Extracted records —

-- Start --

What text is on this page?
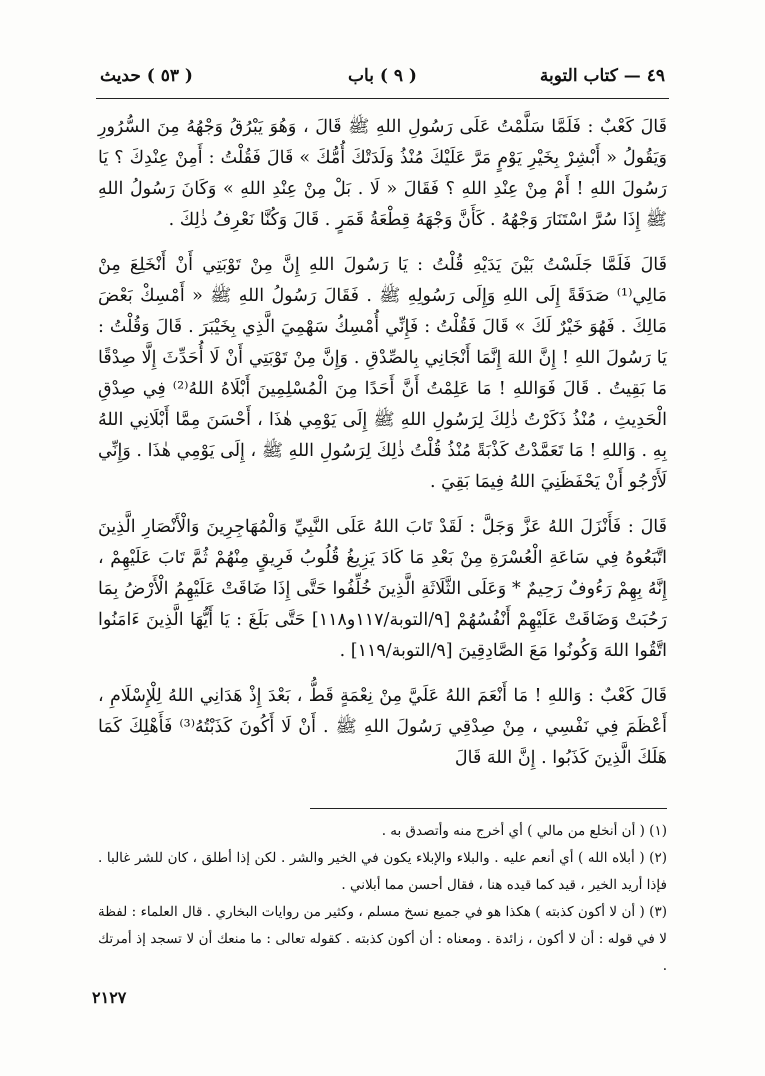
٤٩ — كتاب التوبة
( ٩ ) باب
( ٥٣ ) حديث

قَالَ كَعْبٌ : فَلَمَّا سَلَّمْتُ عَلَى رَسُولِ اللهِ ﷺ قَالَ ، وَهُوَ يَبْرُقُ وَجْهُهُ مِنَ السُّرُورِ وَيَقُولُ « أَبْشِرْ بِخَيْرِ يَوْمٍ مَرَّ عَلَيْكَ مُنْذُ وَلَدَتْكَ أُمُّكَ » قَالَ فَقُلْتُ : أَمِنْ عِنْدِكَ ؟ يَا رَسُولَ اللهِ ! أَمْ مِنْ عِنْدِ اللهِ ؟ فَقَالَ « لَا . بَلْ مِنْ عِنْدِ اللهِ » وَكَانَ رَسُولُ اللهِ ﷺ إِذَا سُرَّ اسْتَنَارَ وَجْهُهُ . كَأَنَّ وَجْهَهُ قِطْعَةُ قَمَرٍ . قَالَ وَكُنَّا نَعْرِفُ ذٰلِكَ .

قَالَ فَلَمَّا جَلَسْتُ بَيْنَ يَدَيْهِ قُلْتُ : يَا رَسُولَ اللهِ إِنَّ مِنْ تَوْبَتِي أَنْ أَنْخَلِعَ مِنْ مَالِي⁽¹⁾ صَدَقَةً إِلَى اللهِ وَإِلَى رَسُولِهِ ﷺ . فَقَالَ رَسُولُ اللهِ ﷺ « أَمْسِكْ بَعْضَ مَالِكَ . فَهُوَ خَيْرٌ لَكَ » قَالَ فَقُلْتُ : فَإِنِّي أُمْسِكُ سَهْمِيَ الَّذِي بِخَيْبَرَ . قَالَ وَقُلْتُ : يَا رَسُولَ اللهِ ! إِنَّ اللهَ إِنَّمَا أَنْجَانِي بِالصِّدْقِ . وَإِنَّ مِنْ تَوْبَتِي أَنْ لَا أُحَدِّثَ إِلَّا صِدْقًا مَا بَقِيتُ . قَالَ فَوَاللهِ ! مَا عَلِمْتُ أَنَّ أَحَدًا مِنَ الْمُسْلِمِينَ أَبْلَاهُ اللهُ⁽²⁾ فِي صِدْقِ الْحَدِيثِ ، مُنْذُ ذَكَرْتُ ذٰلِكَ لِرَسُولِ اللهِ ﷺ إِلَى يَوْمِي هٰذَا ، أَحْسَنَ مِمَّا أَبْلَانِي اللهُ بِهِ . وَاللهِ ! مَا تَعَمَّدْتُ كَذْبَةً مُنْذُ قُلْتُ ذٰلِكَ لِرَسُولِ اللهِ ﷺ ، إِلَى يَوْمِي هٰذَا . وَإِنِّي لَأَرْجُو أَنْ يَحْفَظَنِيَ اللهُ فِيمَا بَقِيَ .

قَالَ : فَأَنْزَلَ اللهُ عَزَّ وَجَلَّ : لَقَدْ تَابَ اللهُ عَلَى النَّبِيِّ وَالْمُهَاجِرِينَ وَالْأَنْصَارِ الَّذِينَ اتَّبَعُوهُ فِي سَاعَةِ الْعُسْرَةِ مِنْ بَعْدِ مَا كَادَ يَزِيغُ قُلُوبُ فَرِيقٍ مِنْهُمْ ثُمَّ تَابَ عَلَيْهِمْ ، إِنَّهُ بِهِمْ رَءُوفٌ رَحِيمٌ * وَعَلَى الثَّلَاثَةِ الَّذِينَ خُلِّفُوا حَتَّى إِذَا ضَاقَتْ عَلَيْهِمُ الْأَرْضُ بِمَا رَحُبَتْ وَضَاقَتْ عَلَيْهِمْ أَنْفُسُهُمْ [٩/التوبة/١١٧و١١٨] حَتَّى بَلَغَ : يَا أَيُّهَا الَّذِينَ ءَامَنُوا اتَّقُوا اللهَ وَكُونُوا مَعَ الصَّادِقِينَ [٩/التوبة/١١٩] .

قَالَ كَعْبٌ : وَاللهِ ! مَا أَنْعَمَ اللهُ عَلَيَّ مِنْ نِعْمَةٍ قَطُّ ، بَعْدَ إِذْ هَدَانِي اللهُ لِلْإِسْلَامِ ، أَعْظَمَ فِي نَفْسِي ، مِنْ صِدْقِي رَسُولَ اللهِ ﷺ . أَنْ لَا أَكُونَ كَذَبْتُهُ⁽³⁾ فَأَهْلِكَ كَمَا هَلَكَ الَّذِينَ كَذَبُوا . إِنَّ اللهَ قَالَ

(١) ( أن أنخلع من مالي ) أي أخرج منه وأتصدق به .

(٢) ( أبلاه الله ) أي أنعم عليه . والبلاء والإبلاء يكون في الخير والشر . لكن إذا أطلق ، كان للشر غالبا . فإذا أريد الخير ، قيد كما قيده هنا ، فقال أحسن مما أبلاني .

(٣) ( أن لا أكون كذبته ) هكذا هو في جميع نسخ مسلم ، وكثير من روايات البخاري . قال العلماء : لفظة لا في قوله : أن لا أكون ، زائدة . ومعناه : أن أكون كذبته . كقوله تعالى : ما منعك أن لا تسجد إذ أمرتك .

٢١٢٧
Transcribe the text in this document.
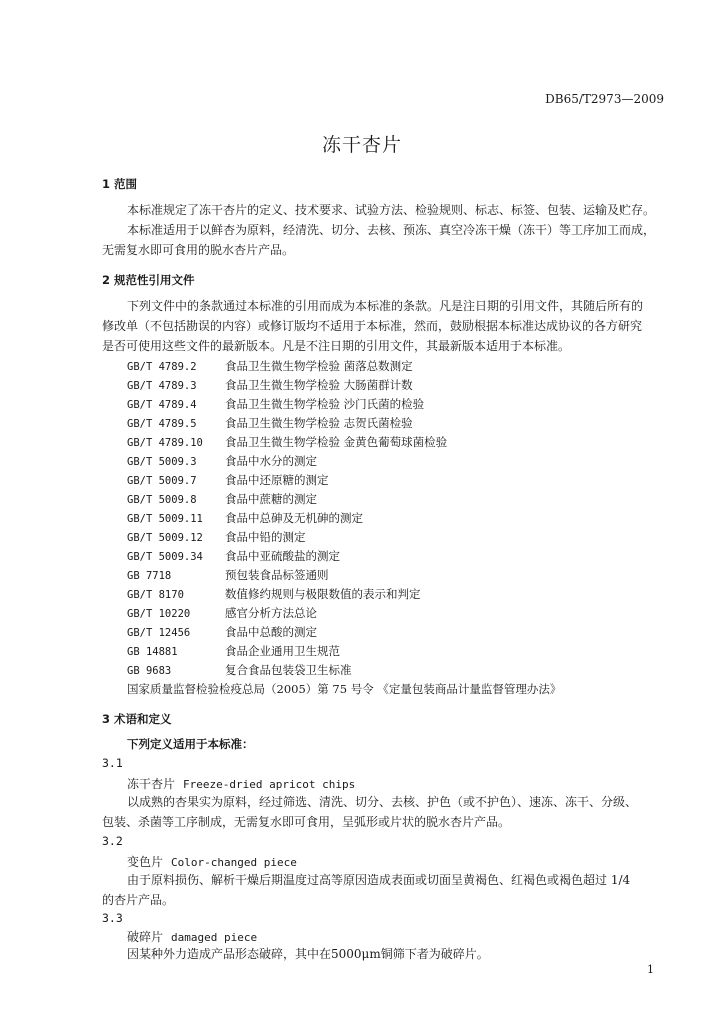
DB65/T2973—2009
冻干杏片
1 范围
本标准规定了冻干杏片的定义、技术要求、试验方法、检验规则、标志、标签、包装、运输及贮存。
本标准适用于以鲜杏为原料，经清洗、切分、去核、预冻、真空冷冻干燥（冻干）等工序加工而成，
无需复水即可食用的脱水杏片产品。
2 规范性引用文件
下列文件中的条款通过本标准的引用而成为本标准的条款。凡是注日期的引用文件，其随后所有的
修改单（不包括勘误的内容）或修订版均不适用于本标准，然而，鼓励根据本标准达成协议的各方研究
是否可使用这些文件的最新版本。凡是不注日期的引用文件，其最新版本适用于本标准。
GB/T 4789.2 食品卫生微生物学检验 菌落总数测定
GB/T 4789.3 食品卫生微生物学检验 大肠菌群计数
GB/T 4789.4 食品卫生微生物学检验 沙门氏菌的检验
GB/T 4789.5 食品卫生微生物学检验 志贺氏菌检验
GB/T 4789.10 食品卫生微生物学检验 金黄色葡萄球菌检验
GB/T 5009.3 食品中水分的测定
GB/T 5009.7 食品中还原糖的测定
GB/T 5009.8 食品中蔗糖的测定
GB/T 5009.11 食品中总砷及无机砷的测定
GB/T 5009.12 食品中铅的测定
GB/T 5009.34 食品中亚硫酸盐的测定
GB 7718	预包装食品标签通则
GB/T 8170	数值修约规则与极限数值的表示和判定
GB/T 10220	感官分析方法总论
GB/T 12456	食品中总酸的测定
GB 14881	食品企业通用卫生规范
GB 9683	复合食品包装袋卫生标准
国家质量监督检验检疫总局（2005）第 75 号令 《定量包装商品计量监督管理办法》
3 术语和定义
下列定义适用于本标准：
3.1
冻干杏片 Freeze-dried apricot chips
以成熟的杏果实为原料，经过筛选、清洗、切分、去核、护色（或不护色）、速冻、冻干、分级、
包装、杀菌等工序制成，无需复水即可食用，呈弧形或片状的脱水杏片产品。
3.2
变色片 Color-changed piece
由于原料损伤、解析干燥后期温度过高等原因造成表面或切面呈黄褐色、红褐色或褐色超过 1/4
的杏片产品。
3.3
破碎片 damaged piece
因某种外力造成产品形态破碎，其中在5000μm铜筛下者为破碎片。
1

-- End --

What to do — Starting at the line that contains "Transcribe the text in this document.", write out every line through the end of the entries, both ends included, without any pictures.

The response —
Transcribe the text in this document.
DB65/T2973—2009
冻干杏片
1 范围
本标准规定了冻干杏片的定义、技术要求、试验方法、检验规则、标志、标签、包装、运输及贮存。
本标准适用于以鲜杏为原料，经清洗、切分、去核、预冻、真空冷冻干燥（冻干）等工序加工而成，
无需复水即可食用的脱水杏片产品。
2 规范性引用文件
下列文件中的条款通过本标准的引用而成为本标准的条款。凡是注日期的引用文件，其随后所有的
修改单（不包括勘误的内容）或修订版均不适用于本标准，然而，鼓励根据本标准达成协议的各方研究
是否可使用这些文件的最新版本。凡是不注日期的引用文件，其最新版本适用于本标准。
GB/T 4789.2 食品卫生微生物学检验 菌落总数测定
GB/T 4789.3 食品卫生微生物学检验 大肠菌群计数
GB/T 4789.4 食品卫生微生物学检验 沙门氏菌的检验
GB/T 4789.5 食品卫生微生物学检验 志贺氏菌检验
GB/T 4789.10 食品卫生微生物学检验 金黄色葡萄球菌检验
GB/T 5009.3 食品中水分的测定
GB/T 5009.7 食品中还原糖的测定
GB/T 5009.8 食品中蔗糖的测定
GB/T 5009.11 食品中总砷及无机砷的测定
GB/T 5009.12 食品中铅的测定
GB/T 5009.34 食品中亚硫酸盐的测定
GB 7718	预包装食品标签通则
GB/T 8170	数值修约规则与极限数值的表示和判定
GB/T 10220	感官分析方法总论
GB/T 12456	食品中总酸的测定
GB 14881	食品企业通用卫生规范
GB 9683	复合食品包装袋卫生标准
国家质量监督检验检疫总局（2005）第 75 号令 《定量包装商品计量监督管理办法》
3 术语和定义
下列定义适用于本标准：
3.1
冻干杏片 Freeze-dried apricot chips
以成熟的杏果实为原料，经过筛选、清洗、切分、去核、护色（或不护色）、速冻、冻干、分级、
包装、杀菌等工序制成，无需复水即可食用，呈弧形或片状的脱水杏片产品。
3.2
变色片 Color-changed piece
由于原料损伤、解析干燥后期温度过高等原因造成表面或切面呈黄褐色、红褐色或褐色超过 1/4
的杏片产品。
3.3
破碎片 damaged piece
因某种外力造成产品形态破碎，其中在5000μm铜筛下者为破碎片。
1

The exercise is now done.